* _Challenge_
Reproduce the data exactly and drop any pictures it holds.

* _Listed entries_
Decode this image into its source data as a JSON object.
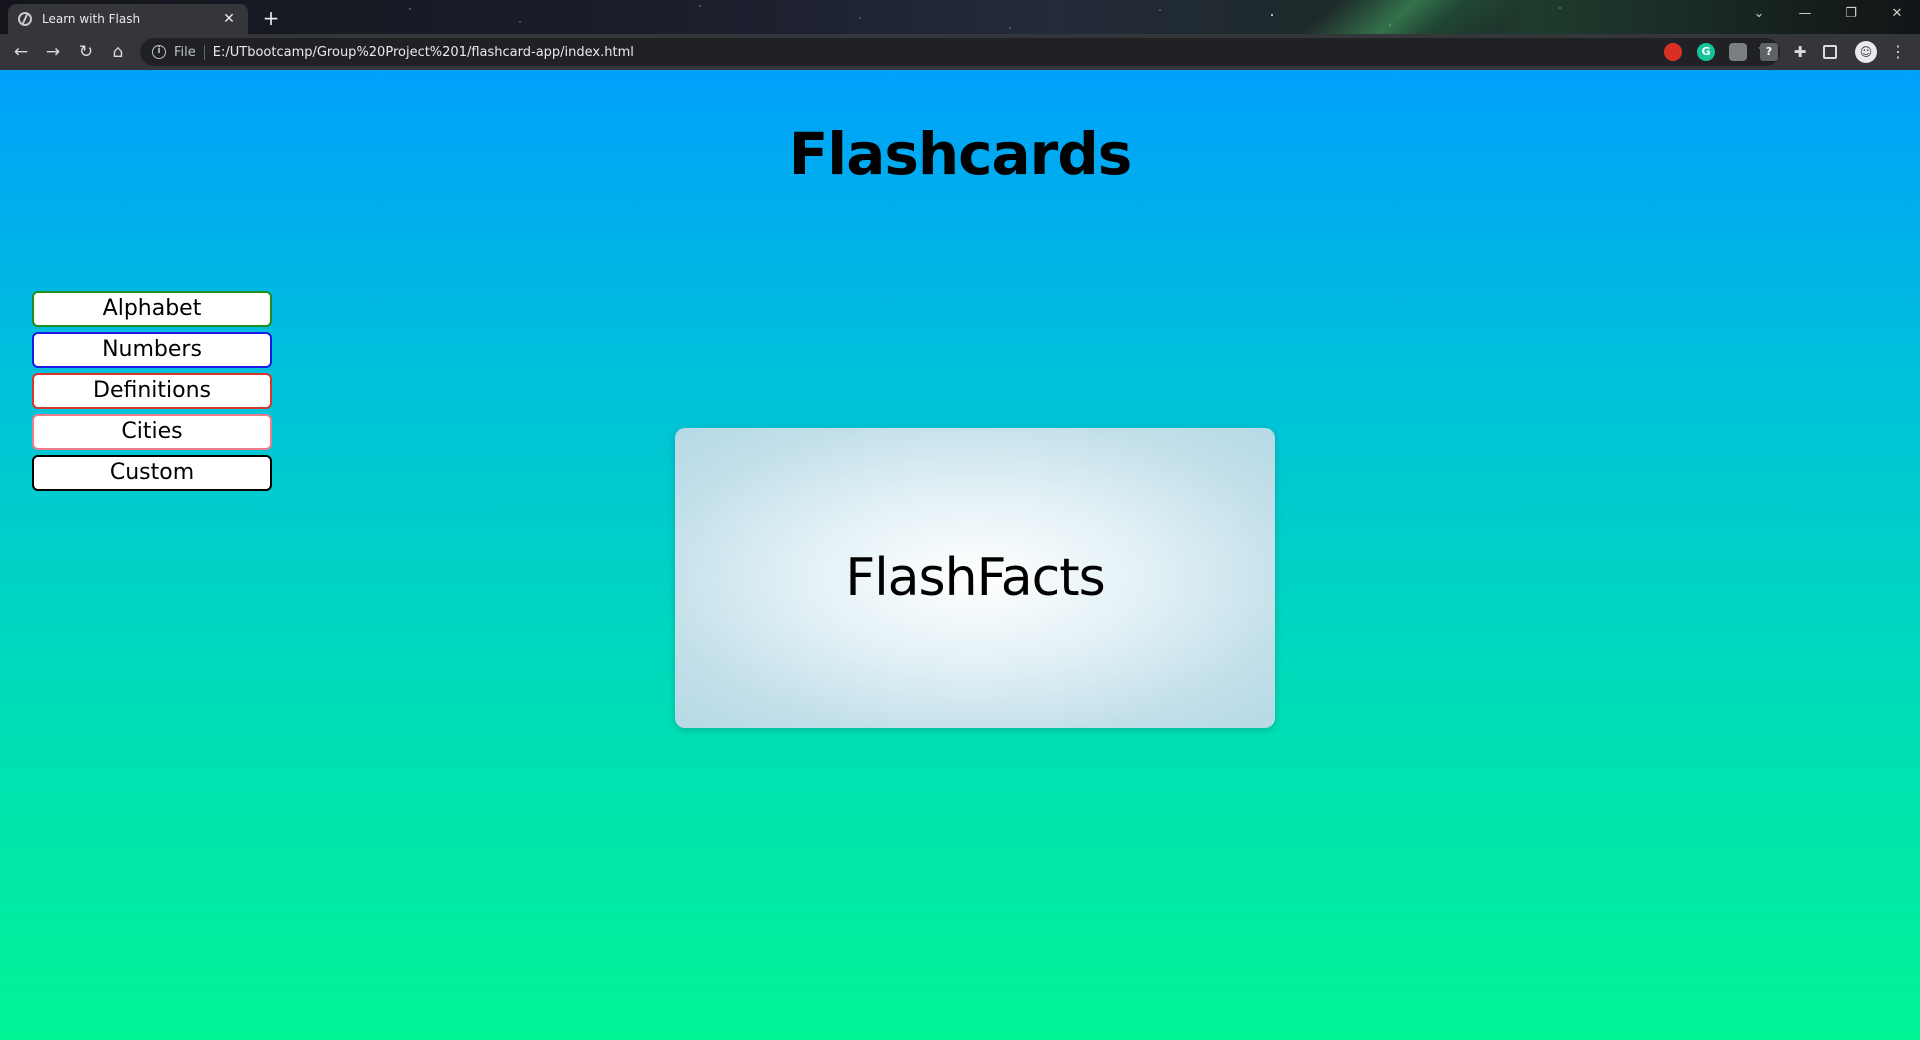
{
  "browser": {
    "tab": {
      "title": "Learn with Flash",
      "close": "✕"
    },
    "new_tab": "+",
    "window_controls": {
      "chevron": "⌄",
      "minimize": "—",
      "maximize": "❐",
      "close": "✕"
    },
    "toolbar": {
      "back": "←",
      "forward": "→",
      "reload": "↻",
      "home": "⌂",
      "file_label": "File",
      "url": "E:/UTbootcamp/Group%20Project%201/flashcard-app/index.html",
      "share": "⇪",
      "bookmark": "☆",
      "puzzle": "✚",
      "kebab": "⋮"
    },
    "extensions": {
      "grammarly": "G",
      "help": "?"
    }
  },
  "page": {
    "title": "Flashcards",
    "topics": [
      {
        "label": "Alphabet",
        "border_color": "#1e8f1e"
      },
      {
        "label": "Numbers",
        "border_color": "#1a1ae6"
      },
      {
        "label": "Definitions",
        "border_color": "#d9362c"
      },
      {
        "label": "Cities",
        "border_color": "#f07a8a"
      },
      {
        "label": "Custom",
        "border_color": "#000000"
      }
    ],
    "card": {
      "text": "FlashFacts"
    }
  },
  "colors": {
    "gradient_top": "#00a0fb",
    "gradient_bottom": "#00f495",
    "card_center": "#ffffff",
    "card_edge": "#b5d9e5"
  }
}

* _Completed exercise_
Decode this image into its source data as a JSON object.
{
  "browser": {
    "tab": {
      "title": "Learn with Flash",
      "close": "✕"
    },
    "new_tab": "+",
    "window_controls": {
      "chevron": "⌄",
      "minimize": "—",
      "maximize": "❐",
      "close": "✕"
    },
    "toolbar": {
      "back": "←",
      "forward": "→",
      "reload": "↻",
      "home": "⌂",
      "file_label": "File",
      "url": "E:/UTbootcamp/Group%20Project%201/flashcard-app/index.html",
      "share": "⇪",
      "bookmark": "☆",
      "puzzle": "✚",
      "kebab": "⋮"
    },
    "extensions": {
      "grammarly": "G",
      "help": "?"
    }
  },
  "page": {
    "title": "Flashcards",
    "topics": [
      {
        "label": "Alphabet",
        "border_color": "#1e8f1e"
      },
      {
        "label": "Numbers",
        "border_color": "#1a1ae6"
      },
      {
        "label": "Definitions",
        "border_color": "#d9362c"
      },
      {
        "label": "Cities",
        "border_color": "#f07a8a"
      },
      {
        "label": "Custom",
        "border_color": "#000000"
      }
    ],
    "card": {
      "text": "FlashFacts"
    }
  },
  "colors": {
    "gradient_top": "#00a0fb",
    "gradient_bottom": "#00f495",
    "card_center": "#ffffff",
    "card_edge": "#b5d9e5"
  }
}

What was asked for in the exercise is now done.